Retype the material that follows, keeping every word as it is.

─── RECORD EXTRACTS

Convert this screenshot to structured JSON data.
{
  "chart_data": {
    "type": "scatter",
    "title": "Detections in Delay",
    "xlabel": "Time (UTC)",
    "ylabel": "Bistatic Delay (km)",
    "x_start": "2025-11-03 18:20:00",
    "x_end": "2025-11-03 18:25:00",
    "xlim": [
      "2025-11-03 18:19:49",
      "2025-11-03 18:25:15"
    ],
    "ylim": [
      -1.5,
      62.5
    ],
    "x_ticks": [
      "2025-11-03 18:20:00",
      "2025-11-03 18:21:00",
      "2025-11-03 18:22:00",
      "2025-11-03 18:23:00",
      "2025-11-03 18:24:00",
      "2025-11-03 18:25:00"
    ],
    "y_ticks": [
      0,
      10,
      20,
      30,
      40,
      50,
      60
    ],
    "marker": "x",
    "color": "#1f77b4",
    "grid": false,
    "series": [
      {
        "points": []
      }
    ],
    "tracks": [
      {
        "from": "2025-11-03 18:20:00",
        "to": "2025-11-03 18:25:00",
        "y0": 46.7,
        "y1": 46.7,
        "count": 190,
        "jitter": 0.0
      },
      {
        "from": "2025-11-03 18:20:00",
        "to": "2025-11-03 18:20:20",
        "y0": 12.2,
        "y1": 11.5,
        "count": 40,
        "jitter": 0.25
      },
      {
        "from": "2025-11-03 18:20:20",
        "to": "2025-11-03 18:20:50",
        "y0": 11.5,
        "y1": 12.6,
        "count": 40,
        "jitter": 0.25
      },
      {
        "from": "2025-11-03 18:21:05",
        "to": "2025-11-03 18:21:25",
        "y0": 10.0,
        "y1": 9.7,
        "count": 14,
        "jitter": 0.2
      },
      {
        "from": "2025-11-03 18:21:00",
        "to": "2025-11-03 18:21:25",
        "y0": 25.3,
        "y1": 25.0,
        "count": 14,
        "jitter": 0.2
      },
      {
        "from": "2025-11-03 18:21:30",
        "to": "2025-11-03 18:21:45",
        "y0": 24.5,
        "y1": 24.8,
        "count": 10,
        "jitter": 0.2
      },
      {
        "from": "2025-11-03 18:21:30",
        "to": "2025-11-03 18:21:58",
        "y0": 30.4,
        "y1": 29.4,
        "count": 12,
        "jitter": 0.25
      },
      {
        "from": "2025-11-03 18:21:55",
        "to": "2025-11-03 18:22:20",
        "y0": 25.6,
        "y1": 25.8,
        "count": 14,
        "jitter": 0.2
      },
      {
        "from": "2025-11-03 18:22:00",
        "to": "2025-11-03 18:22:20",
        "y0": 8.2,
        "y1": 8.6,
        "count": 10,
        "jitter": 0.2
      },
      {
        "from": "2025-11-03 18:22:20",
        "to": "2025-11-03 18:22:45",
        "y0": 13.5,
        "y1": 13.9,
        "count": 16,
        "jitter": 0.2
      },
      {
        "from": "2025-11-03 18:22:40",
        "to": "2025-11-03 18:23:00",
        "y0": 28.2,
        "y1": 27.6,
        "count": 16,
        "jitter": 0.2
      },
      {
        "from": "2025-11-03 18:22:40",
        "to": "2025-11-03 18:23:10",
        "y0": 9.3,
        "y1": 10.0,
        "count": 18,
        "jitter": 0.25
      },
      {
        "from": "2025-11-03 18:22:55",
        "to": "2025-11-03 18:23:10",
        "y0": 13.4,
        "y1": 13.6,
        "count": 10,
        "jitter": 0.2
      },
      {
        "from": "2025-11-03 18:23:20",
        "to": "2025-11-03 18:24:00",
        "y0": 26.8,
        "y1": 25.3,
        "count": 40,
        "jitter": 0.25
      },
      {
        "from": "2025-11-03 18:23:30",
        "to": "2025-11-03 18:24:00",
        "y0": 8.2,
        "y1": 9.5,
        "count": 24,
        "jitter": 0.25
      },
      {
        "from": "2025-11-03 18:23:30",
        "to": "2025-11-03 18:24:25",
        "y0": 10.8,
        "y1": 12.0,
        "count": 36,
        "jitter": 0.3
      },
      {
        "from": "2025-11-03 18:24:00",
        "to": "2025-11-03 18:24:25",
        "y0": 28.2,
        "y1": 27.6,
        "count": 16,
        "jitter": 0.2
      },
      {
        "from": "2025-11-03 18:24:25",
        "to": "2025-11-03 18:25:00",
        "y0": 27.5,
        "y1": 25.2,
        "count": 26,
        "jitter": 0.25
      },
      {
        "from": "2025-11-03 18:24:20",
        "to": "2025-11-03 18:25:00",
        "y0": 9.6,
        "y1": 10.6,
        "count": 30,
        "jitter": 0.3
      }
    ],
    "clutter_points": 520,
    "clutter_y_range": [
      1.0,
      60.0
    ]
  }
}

──────

ANSWER FOR THE TASK:
Convert this screenshot to structured JSON data.
{
  "chart_data": {
    "type": "scatter",
    "title": "Detections in Delay",
    "xlabel": "Time (UTC)",
    "ylabel": "Bistatic Delay (km)",
    "x_start": "2025-11-03 18:20:00",
    "x_end": "2025-11-03 18:25:00",
    "xlim": [
      "2025-11-03 18:19:49",
      "2025-11-03 18:25:15"
    ],
    "ylim": [
      -1.5,
      62.5
    ],
    "x_ticks": [
      "2025-11-03 18:20:00",
      "2025-11-03 18:21:00",
      "2025-11-03 18:22:00",
      "2025-11-03 18:23:00",
      "2025-11-03 18:24:00",
      "2025-11-03 18:25:00"
    ],
    "y_ticks": [
      0,
      10,
      20,
      30,
      40,
      50,
      60
    ],
    "marker": "x",
    "color": "#1f77b4",
    "grid": false,
    "series": [
      {
        "points": []
      }
    ],
    "tracks": [
      {
        "from": "2025-11-03 18:20:00",
        "to": "2025-11-03 18:25:00",
        "y0": 46.7,
        "y1": 46.7,
        "count": 190,
        "jitter": 0.0
      },
      {
        "from": "2025-11-03 18:20:00",
        "to": "2025-11-03 18:20:20",
        "y0": 12.2,
        "y1": 11.5,
        "count": 40,
        "jitter": 0.25
      },
      {
        "from": "2025-11-03 18:20:20",
        "to": "2025-11-03 18:20:50",
        "y0": 11.5,
        "y1": 12.6,
        "count": 40,
        "jitter": 0.25
      },
      {
        "from": "2025-11-03 18:21:05",
        "to": "2025-11-03 18:21:25",
        "y0": 10.0,
        "y1": 9.7,
        "count": 14,
        "jitter": 0.2
      },
      {
        "from": "2025-11-03 18:21:00",
        "to": "2025-11-03 18:21:25",
        "y0": 25.3,
        "y1": 25.0,
        "count": 14,
        "jitter": 0.2
      },
      {
        "from": "2025-11-03 18:21:30",
        "to": "2025-11-03 18:21:45",
        "y0": 24.5,
        "y1": 24.8,
        "count": 10,
        "jitter": 0.2
      },
      {
        "from": "2025-11-03 18:21:30",
        "to": "2025-11-03 18:21:58",
        "y0": 30.4,
        "y1": 29.4,
        "count": 12,
        "jitter": 0.25
      },
      {
        "from": "2025-11-03 18:21:55",
        "to": "2025-11-03 18:22:20",
        "y0": 25.6,
        "y1": 25.8,
        "count": 14,
        "jitter": 0.2
      },
      {
        "from": "2025-11-03 18:22:00",
        "to": "2025-11-03 18:22:20",
        "y0": 8.2,
        "y1": 8.6,
        "count": 10,
        "jitter": 0.2
      },
      {
        "from": "2025-11-03 18:22:20",
        "to": "2025-11-03 18:22:45",
        "y0": 13.5,
        "y1": 13.9,
        "count": 16,
        "jitter": 0.2
      },
      {
        "from": "2025-11-03 18:22:40",
        "to": "2025-11-03 18:23:00",
        "y0": 28.2,
        "y1": 27.6,
        "count": 16,
        "jitter": 0.2
      },
      {
        "from": "2025-11-03 18:22:40",
        "to": "2025-11-03 18:23:10",
        "y0": 9.3,
        "y1": 10.0,
        "count": 18,
        "jitter": 0.25
      },
      {
        "from": "2025-11-03 18:22:55",
        "to": "2025-11-03 18:23:10",
        "y0": 13.4,
        "y1": 13.6,
        "count": 10,
        "jitter": 0.2
      },
      {
        "from": "2025-11-03 18:23:20",
        "to": "2025-11-03 18:24:00",
        "y0": 26.8,
        "y1": 25.3,
        "count": 40,
        "jitter": 0.25
      },
      {
        "from": "2025-11-03 18:23:30",
        "to": "2025-11-03 18:24:00",
        "y0": 8.2,
        "y1": 9.5,
        "count": 24,
        "jitter": 0.25
      },
      {
        "from": "2025-11-03 18:23:30",
        "to": "2025-11-03 18:24:25",
        "y0": 10.8,
        "y1": 12.0,
        "count": 36,
        "jitter": 0.3
      },
      {
        "from": "2025-11-03 18:24:00",
        "to": "2025-11-03 18:24:25",
        "y0": 28.2,
        "y1": 27.6,
        "count": 16,
        "jitter": 0.2
      },
      {
        "from": "2025-11-03 18:24:25",
        "to": "2025-11-03 18:25:00",
        "y0": 27.5,
        "y1": 25.2,
        "count": 26,
        "jitter": 0.25
      },
      {
        "from": "2025-11-03 18:24:20",
        "to": "2025-11-03 18:25:00",
        "y0": 9.6,
        "y1": 10.6,
        "count": 30,
        "jitter": 0.3
      }
    ],
    "clutter_points": 520,
    "clutter_y_range": [
      1.0,
      60.0
    ]
  }
}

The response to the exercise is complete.